Work instructions:
(1) According to the text on federal habeas corpus deadlines, how many of America's 50 states have at least one court of appeals between the trial court and the highest court?
(2) Go on with the text on federal habeas corpus deadlines, starting after its final sentence.

Extract provided:
******************************
I like practicing post-judgment law because there are very few unremediable errors. In seeking federal habeas corpus relief from a criminal conviction one irredeemable error is to file the application after the one-year deadline of the Antiterrorism and Effective Death Penalty Act.
You can seek federal habeas relief from a state or federal conviction. Calculating exactly what the deadline is is very technical. Basically, the AEDPA clock does not run when a conviction is not final because of rights of appeal.
Let's start with a state conviction. If the state offers an appeal, an impoverished defendant must be offered an appeal with an appointed lawyer at no charge to the defendant, not even for the clerk's record and the trial transcript. 40 of America's 50 states have at least one court of appeals intermediate between the trial court and the state's highest court. In those states, the convict has a right to an appeal to one of those intermediate courts at no cost to the convict, but not to the state's highest court. In the other ten states, the appeal you get is to the highest court. Every state offers state habeas relief, It is nearly always wise, for strategic reasons, to seek your habeas writ after you have exhausted your appeals. The most common example of a reason to seek your writ after you've exhausted your appeal remedies is that you generally can't complain of ineffective assistance of counsel on appeal, but you can on a writ application. Now, if you're seeking relief from a state sentence, you can't get federal relief like this unless you have exhausted all of your state remedies. While your state habeas application, is pending, the AEDPA clock is not running. But when you are not open for appellate relief or writ relief, the clock does run, and if you don't file your federal writ application within that year, it is highly likely lost forever.
******************************
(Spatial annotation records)
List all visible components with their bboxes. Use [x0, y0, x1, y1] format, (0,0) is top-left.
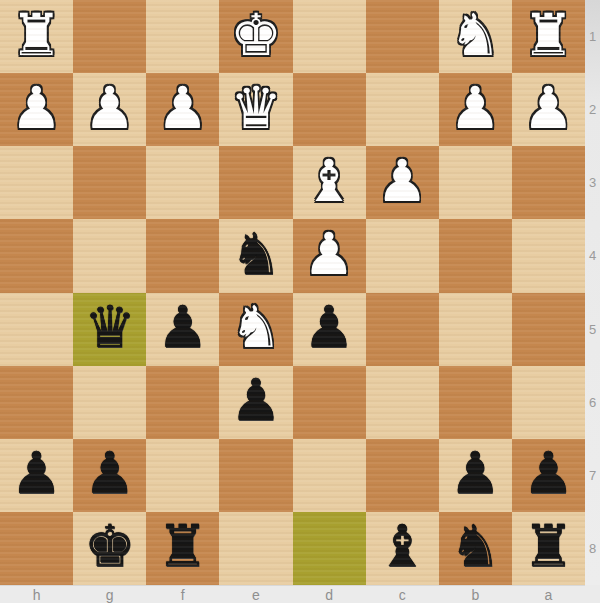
square-g2[interactable]: ♟	[73, 73, 146, 146]
square-g8[interactable]: ♚	[73, 512, 146, 585]
square-b6[interactable]	[439, 366, 512, 439]
square-h2[interactable]: ♟	[0, 73, 73, 146]
square-b7[interactable]: ♟	[439, 439, 512, 512]
black-queen-piece[interactable]: ♛	[84, 298, 136, 356]
square-d7[interactable]	[293, 439, 366, 512]
chess-app: ♜♚♞♜♟♟♟♛♟♟♝♟♞♟♛♟♞♟♟♟♟♟♟♚♜♝♞♜ 12345678 hg…	[0, 0, 600, 603]
black-knight-piece[interactable]: ♞	[449, 517, 501, 575]
white-pawn-piece[interactable]: ♟	[11, 79, 63, 137]
white-pawn-piece[interactable]: ♟	[522, 79, 574, 137]
rank-label-8: 8	[585, 512, 600, 585]
square-f4[interactable]	[146, 219, 219, 292]
square-a8[interactable]: ♜	[512, 512, 585, 585]
white-pawn-piece[interactable]: ♟	[303, 225, 355, 283]
rank-label-6: 6	[585, 366, 600, 439]
black-king-piece[interactable]: ♚	[84, 517, 136, 575]
white-rook-piece[interactable]: ♜	[11, 6, 63, 64]
square-e3[interactable]	[219, 146, 292, 219]
square-b5[interactable]	[439, 293, 512, 366]
square-c7[interactable]	[366, 439, 439, 512]
rank-label-1: 1	[585, 0, 600, 73]
black-pawn-piece[interactable]: ♟	[230, 371, 282, 429]
square-b2[interactable]: ♟	[439, 73, 512, 146]
square-d3[interactable]: ♝	[293, 146, 366, 219]
square-g3[interactable]	[73, 146, 146, 219]
file-label-a: a	[512, 586, 585, 603]
white-rook-piece[interactable]: ♜	[522, 6, 574, 64]
file-label-c: c	[366, 586, 439, 603]
square-g7[interactable]: ♟	[73, 439, 146, 512]
square-c4[interactable]	[366, 219, 439, 292]
square-d6[interactable]	[293, 366, 366, 439]
white-king-piece[interactable]: ♚	[230, 6, 282, 64]
square-a6[interactable]	[512, 366, 585, 439]
square-a7[interactable]: ♟	[512, 439, 585, 512]
black-rook-piece[interactable]: ♜	[157, 517, 209, 575]
black-pawn-piece[interactable]: ♟	[303, 298, 355, 356]
square-f1[interactable]	[146, 0, 219, 73]
square-a1[interactable]: ♜	[512, 0, 585, 73]
black-knight-piece[interactable]: ♞	[230, 225, 282, 283]
square-b3[interactable]	[439, 146, 512, 219]
coordinate-corner	[585, 585, 600, 603]
square-e6[interactable]: ♟	[219, 366, 292, 439]
white-pawn-piece[interactable]: ♟	[449, 79, 501, 137]
square-a5[interactable]	[512, 293, 585, 366]
rank-coordinates: 12345678	[585, 0, 600, 585]
square-c1[interactable]	[366, 0, 439, 73]
rank-label-2: 2	[585, 73, 600, 146]
square-e5[interactable]: ♞	[219, 293, 292, 366]
square-e8[interactable]	[219, 512, 292, 585]
black-rook-piece[interactable]: ♜	[522, 517, 574, 575]
square-a2[interactable]: ♟	[512, 73, 585, 146]
square-f2[interactable]: ♟	[146, 73, 219, 146]
square-c8[interactable]: ♝	[366, 512, 439, 585]
black-pawn-piece[interactable]: ♟	[449, 444, 501, 502]
square-h4[interactable]	[0, 219, 73, 292]
chess-board: ♜♚♞♜♟♟♟♛♟♟♝♟♞♟♛♟♞♟♟♟♟♟♟♚♜♝♞♜	[0, 0, 585, 585]
square-h3[interactable]	[0, 146, 73, 219]
file-label-g: g	[73, 586, 146, 603]
square-g4[interactable]	[73, 219, 146, 292]
white-pawn-piece[interactable]: ♟	[157, 79, 209, 137]
rank-label-7: 7	[585, 439, 600, 512]
square-d4[interactable]: ♟	[293, 219, 366, 292]
square-g6[interactable]	[73, 366, 146, 439]
black-pawn-piece[interactable]: ♟	[157, 298, 209, 356]
square-h5[interactable]	[0, 293, 73, 366]
white-knight-piece[interactable]: ♞	[449, 6, 501, 64]
square-h8[interactable]	[0, 512, 73, 585]
square-b4[interactable]	[439, 219, 512, 292]
white-knight-piece[interactable]: ♞	[230, 298, 282, 356]
square-f6[interactable]	[146, 366, 219, 439]
white-bishop-piece[interactable]: ♝	[303, 152, 355, 210]
square-b1[interactable]: ♞	[439, 0, 512, 73]
square-g5[interactable]: ♛	[73, 293, 146, 366]
black-pawn-piece[interactable]: ♟	[522, 444, 574, 502]
file-label-d: d	[293, 586, 366, 603]
square-f5[interactable]: ♟	[146, 293, 219, 366]
black-pawn-piece[interactable]: ♟	[84, 444, 136, 502]
square-g1[interactable]	[73, 0, 146, 73]
square-h7[interactable]: ♟	[0, 439, 73, 512]
black-bishop-piece[interactable]: ♝	[376, 517, 428, 575]
file-label-f: f	[146, 586, 219, 603]
white-queen-piece[interactable]: ♛	[230, 79, 282, 137]
square-c2[interactable]	[366, 73, 439, 146]
square-b8[interactable]: ♞	[439, 512, 512, 585]
square-e1[interactable]: ♚	[219, 0, 292, 73]
square-e7[interactable]	[219, 439, 292, 512]
file-label-e: e	[219, 586, 292, 603]
square-f8[interactable]: ♜	[146, 512, 219, 585]
square-c5[interactable]	[366, 293, 439, 366]
square-e2[interactable]: ♛	[219, 73, 292, 146]
square-a4[interactable]	[512, 219, 585, 292]
white-pawn-piece[interactable]: ♟	[376, 152, 428, 210]
square-h1[interactable]: ♜	[0, 0, 73, 73]
square-f3[interactable]	[146, 146, 219, 219]
rank-label-4: 4	[585, 219, 600, 292]
file-label-b: b	[439, 586, 512, 603]
square-c6[interactable]	[366, 366, 439, 439]
square-d8[interactable]	[293, 512, 366, 585]
square-c3[interactable]: ♟	[366, 146, 439, 219]
file-label-h: h	[0, 586, 73, 603]
rank-label-3: 3	[585, 146, 600, 219]
square-d1[interactable]	[293, 0, 366, 73]
square-d5[interactable]: ♟	[293, 293, 366, 366]
square-e4[interactable]: ♞	[219, 219, 292, 292]
white-pawn-piece[interactable]: ♟	[84, 79, 136, 137]
rank-label-5: 5	[585, 293, 600, 366]
square-d2[interactable]	[293, 73, 366, 146]
square-f7[interactable]	[146, 439, 219, 512]
square-h6[interactable]	[0, 366, 73, 439]
square-a3[interactable]	[512, 146, 585, 219]
black-pawn-piece[interactable]: ♟	[11, 444, 63, 502]
file-coordinates: hgfedcba	[0, 585, 585, 603]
******************************
Answers provided:
(1) 40 of the 50 states.

(2)
A federal sentence is easier. Because federal authority outranks state authority, there are no state remedies remedies to exhaust. The AEDPA clock only starts to run after there is no appellate power-- it's all federal authority. Like for the state conviction, wait more than your one year to apply for your federal writ, and it will almost surely be lost.
The Supreme Court of the United States decided yesterday that a death-penalty defendant whose appointed habeas counsel waited too long to file his federal writ application did not have to keep them while they tried to get around their mistake and get a late appeal. He had a right to have them dismissed and replaced with other federal appellate counsel who would not have the conflict of interest in having to defend their own error while trying to get it excused.
Justice Alito dissented, joined by Justice Thomas. They argued that their court should have decided whether or not it was possible to toll (that is, avoid) the deadline. If the deadline could not be tolled, it would not matter if the defendant got new counsel or not.
Christeson v. Roper, 574 U.S. ___, No. 14-6873 (Jan. 20, 2015) (Roberts, C.J., Scalia, Kennedy, Ginsburg, Breyer, Sotomayor, Kagan, JJ.) (per curiam)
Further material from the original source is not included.